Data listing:
·····

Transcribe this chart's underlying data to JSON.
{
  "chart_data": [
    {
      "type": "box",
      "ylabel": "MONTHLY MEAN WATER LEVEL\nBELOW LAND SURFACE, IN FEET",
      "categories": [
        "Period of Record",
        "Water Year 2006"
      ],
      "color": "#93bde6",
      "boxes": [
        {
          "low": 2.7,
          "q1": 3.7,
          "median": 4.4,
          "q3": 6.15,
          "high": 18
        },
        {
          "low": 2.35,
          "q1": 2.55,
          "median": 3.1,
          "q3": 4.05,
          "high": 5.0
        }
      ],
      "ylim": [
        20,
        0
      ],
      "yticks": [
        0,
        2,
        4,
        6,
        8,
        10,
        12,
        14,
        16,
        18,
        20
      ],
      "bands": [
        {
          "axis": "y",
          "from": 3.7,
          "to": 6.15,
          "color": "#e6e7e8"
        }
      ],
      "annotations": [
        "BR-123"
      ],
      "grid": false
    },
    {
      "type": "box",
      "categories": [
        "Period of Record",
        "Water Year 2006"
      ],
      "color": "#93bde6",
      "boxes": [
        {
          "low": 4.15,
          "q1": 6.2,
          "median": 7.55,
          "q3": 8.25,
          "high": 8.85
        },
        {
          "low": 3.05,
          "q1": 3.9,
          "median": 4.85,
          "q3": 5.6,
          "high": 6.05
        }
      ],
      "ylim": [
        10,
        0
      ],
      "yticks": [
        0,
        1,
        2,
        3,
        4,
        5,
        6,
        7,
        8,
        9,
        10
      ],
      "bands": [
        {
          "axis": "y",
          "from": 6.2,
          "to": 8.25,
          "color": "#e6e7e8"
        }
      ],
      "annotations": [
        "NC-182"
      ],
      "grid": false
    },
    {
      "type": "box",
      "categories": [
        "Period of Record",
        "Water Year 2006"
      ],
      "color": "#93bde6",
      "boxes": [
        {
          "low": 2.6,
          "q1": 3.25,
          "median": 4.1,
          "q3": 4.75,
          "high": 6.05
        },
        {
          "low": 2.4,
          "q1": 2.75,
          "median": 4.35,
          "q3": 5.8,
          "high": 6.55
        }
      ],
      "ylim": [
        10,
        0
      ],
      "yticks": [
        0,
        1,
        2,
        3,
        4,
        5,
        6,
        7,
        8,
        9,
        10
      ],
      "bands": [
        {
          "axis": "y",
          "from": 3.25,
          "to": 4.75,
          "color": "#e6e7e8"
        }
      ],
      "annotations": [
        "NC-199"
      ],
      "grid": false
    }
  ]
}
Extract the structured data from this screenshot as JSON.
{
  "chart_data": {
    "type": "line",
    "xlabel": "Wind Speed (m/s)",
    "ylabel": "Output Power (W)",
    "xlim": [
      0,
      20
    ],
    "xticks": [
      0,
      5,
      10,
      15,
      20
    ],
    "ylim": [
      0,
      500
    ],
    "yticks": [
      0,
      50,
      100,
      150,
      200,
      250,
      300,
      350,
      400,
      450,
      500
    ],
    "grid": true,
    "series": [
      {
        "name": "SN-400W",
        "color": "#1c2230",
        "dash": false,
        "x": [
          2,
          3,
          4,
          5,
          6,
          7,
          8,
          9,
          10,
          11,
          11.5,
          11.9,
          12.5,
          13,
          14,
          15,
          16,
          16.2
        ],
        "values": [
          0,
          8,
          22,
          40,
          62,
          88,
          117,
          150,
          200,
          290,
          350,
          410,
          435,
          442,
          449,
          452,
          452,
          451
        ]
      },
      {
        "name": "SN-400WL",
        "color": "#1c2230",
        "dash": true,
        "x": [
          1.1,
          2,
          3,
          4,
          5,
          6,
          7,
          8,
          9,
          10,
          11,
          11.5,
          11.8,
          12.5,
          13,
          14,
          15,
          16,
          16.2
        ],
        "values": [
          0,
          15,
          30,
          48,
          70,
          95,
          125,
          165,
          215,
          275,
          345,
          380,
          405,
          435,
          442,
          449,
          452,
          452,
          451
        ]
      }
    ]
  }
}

·····

To do: Copy out the data shown above without altering anything.

Task answer:
Transcribe this chart's underlying data to JSON.
{
  "chart_data": [
    {
      "type": "box",
      "ylabel": "MONTHLY MEAN WATER LEVEL\nBELOW LAND SURFACE, IN FEET",
      "categories": [
        "Period of Record",
        "Water Year 2006"
      ],
      "color": "#93bde6",
      "boxes": [
        {
          "low": 2.7,
          "q1": 3.7,
          "median": 4.4,
          "q3": 6.15,
          "high": 18
        },
        {
          "low": 2.35,
          "q1": 2.55,
          "median": 3.1,
          "q3": 4.05,
          "high": 5.0
        }
      ],
      "ylim": [
        20,
        0
      ],
      "yticks": [
        0,
        2,
        4,
        6,
        8,
        10,
        12,
        14,
        16,
        18,
        20
      ],
      "bands": [
        {
          "axis": "y",
          "from": 3.7,
          "to": 6.15,
          "color": "#e6e7e8"
        }
      ],
      "annotations": [
        "BR-123"
      ],
      "grid": false
    },
    {
      "type": "box",
      "categories": [
        "Period of Record",
        "Water Year 2006"
      ],
      "color": "#93bde6",
      "boxes": [
        {
          "low": 4.15,
          "q1": 6.2,
          "median": 7.55,
          "q3": 8.25,
          "high": 8.85
        },
        {
          "low": 3.05,
          "q1": 3.9,
          "median": 4.85,
          "q3": 5.6,
          "high": 6.05
        }
      ],
      "ylim": [
        10,
        0
      ],
      "yticks": [
        0,
        1,
        2,
        3,
        4,
        5,
        6,
        7,
        8,
        9,
        10
      ],
      "bands": [
        {
          "axis": "y",
          "from": 6.2,
          "to": 8.25,
          "color": "#e6e7e8"
        }
      ],
      "annotations": [
        "NC-182"
      ],
      "grid": false
    },
    {
      "type": "box",
      "categories": [
        "Period of Record",
        "Water Year 2006"
      ],
      "color": "#93bde6",
      "boxes": [
        {
          "low": 2.6,
          "q1": 3.25,
          "median": 4.1,
          "q3": 4.75,
          "high": 6.05
        },
        {
          "low": 2.4,
          "q1": 2.75,
          "median": 4.35,
          "q3": 5.8,
          "high": 6.55
        }
      ],
      "ylim": [
        10,
        0
      ],
      "yticks": [
        0,
        1,
        2,
        3,
        4,
        5,
        6,
        7,
        8,
        9,
        10
      ],
      "bands": [
        {
          "axis": "y",
          "from": 3.25,
          "to": 4.75,
          "color": "#e6e7e8"
        }
      ],
      "annotations": [
        "NC-199"
      ],
      "grid": false
    }
  ]
}
Extract the structured data from this screenshot as JSON.
{
  "chart_data": {
    "type": "line",
    "xlabel": "Wind Speed (m/s)",
    "ylabel": "Output Power (W)",
    "xlim": [
      0,
      20
    ],
    "xticks": [
      0,
      5,
      10,
      15,
      20
    ],
    "ylim": [
      0,
      500
    ],
    "yticks": [
      0,
      50,
      100,
      150,
      200,
      250,
      300,
      350,
      400,
      450,
      500
    ],
    "grid": true,
    "series": [
      {
        "name": "SN-400W",
        "color": "#1c2230",
        "dash": false,
        "x": [
          2,
          3,
          4,
          5,
          6,
          7,
          8,
          9,
          10,
          11,
          11.5,
          11.9,
          12.5,
          13,
          14,
          15,
          16,
          16.2
        ],
        "values": [
          0,
          8,
          22,
          40,
          62,
          88,
          117,
          150,
          200,
          290,
          350,
          410,
          435,
          442,
          449,
          452,
          452,
          451
        ]
      },
      {
        "name": "SN-400WL",
        "color": "#1c2230",
        "dash": true,
        "x": [
          1.1,
          2,
          3,
          4,
          5,
          6,
          7,
          8,
          9,
          10,
          11,
          11.5,
          11.8,
          12.5,
          13,
          14,
          15,
          16,
          16.2
        ],
        "values": [
          0,
          15,
          30,
          48,
          70,
          95,
          125,
          165,
          215,
          275,
          345,
          380,
          405,
          435,
          442,
          449,
          452,
          452,
          451
        ]
      }
    ]
  }
}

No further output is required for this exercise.